++++ Extracted text

If libraries alone did enough for free software, that would be
wonderful. Sadly, there continues to be a divide between the culture
and freedom that libraries promote (regarding most of humanity's
works over the entirety of written history) and the freedom that the
FSF promotes-- we invite you to work with us to unite free software
with libraries and libraries with free software. As with many libraries,
you do not need to pay us to become a member. You only need to care
and count yourself among us.
But we also invite you to help us advocate, not only by parroting our
words and essays, but by contributing your own and helping us to
find solutions to the many crises that culture faces in the 21st
century. Doing that on behalf of the FSF is very difficult-- some of us
have tried for years! You can participate in what we do directly or
indirectly, you can follow our advice or split off from us like forking an
application: https://freemedia.neocities.org/remix-us.html
We even have a way for you to create your own unofficial
"department" under our umbrella:
https://freemedia.neocities.org/build-your-own-freedom-lab.html
The freedom lab movement was devised after the Alliance was
founded, and is a way to create your own miniature organisation
without the bother and commitment of creating your own
organisation. If you find our freedom lab concept inadequate, you
could even create a freedom lab to devise better freedom labs.
Ideas and vision are what led to the founding of the free software
movement. Free expression is what enriches the physical and virtual
libraries of the 20th and 21st centuries. Without it, those libraries
would all be diminished.
It is the absolute antithesis of libraries-- and the largest library ever
built in human history-- the internet-- to try to crush free expression.
For all the thoughtfulness and politeness and cooperation that serve a
good purpose, humanity is a great mix of emotions and conflict and
struggle. Painting a "nice picture" over all interaction, and reducing
the internet to such a picture, does damage to our ability to speak
honestly about science, history and the problems facing the world
today.
Rather than destroy our libraries, we want to expand them and
preserve them in the 21st century. As interest in physical libraries
wanes, we hope you will help us find new purpose for them-- as well
as preserve the rights needed online to bring the same freedom that
librarians have always fought for, back to the internet as it is quickly
becoming a place that is anything but "Free as in Speech."

++++++++
++++ Extracted records

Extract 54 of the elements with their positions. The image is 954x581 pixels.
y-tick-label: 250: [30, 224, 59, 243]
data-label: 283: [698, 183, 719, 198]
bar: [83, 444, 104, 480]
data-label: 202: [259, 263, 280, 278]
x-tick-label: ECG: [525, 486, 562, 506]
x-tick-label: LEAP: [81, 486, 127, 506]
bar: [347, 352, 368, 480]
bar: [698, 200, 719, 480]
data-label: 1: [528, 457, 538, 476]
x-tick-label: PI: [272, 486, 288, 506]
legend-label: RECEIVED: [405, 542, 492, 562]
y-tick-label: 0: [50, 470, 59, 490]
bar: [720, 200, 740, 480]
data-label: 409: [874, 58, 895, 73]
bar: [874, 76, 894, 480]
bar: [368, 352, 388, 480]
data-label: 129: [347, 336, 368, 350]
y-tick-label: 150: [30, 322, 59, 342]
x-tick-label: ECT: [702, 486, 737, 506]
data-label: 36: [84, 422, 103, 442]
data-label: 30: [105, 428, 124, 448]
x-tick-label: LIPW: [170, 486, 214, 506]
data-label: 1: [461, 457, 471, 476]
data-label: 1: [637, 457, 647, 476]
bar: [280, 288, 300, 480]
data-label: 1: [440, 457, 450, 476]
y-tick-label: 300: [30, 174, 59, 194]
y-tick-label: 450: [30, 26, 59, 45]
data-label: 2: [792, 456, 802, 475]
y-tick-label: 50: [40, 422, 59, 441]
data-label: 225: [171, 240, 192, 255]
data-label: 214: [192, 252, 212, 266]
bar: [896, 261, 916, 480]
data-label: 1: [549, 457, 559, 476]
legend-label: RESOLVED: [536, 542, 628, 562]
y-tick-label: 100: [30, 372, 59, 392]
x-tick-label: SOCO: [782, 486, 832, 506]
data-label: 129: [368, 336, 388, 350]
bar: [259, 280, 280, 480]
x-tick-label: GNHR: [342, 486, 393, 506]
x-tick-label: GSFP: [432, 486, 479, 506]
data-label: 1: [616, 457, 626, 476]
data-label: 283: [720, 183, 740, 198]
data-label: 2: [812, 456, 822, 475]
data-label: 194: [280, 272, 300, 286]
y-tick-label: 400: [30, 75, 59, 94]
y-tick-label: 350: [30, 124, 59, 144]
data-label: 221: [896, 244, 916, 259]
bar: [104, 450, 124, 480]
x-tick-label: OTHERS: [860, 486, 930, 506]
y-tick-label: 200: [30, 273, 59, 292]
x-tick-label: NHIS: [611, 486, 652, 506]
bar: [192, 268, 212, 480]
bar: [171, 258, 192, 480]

++++++++

» **Problem requirements**: Can you continue the piece on libraries and free software, starting after its last sentence?

» **Reply**:
The history of Art and the history of human existence is full of
rudeness, horror, ugliness, hatred, violence, exploitation and slavery.
While we do not endorse these things, we do acknowledge our
humanity. Our libraries do not benefit from authoritarianism and
sanitisation, they would only be diminished. The same is true of the
internet, and we do not recommend the growing trend of sanitising all
human interaction, conflating everyday speech with violence, and
treating modern journalism as a hate crime or other criminal act.
The FSF says "Free Software, Free Society."
We say: Liberate software, Liberate culture, Liberate society.
It is not just about software anymore. It is about the survival of
human culture and the right to communicate with the rest of the
world. These are more important things than the FSF is now capable of
making them out to be. The future of free software however, is not its
foundation-- but a federation. It is not just our federation, any more
than it is just our freedom-- it is yours.
And the future of free culture is just getting started. Please, protect
our libraries. Keep the internet alive, not sterile. We can do all of these
things, if there are enough of us working together in our own way--
finding common ground and accepting that it is not possible to have
every opinion in common, in a free society. That is no reason to not
work to preserve human culture, and it helps in no small way if our
computing is free.
Let's keep working to make software and culture more free (as in
speech, as in freedom) than ever before.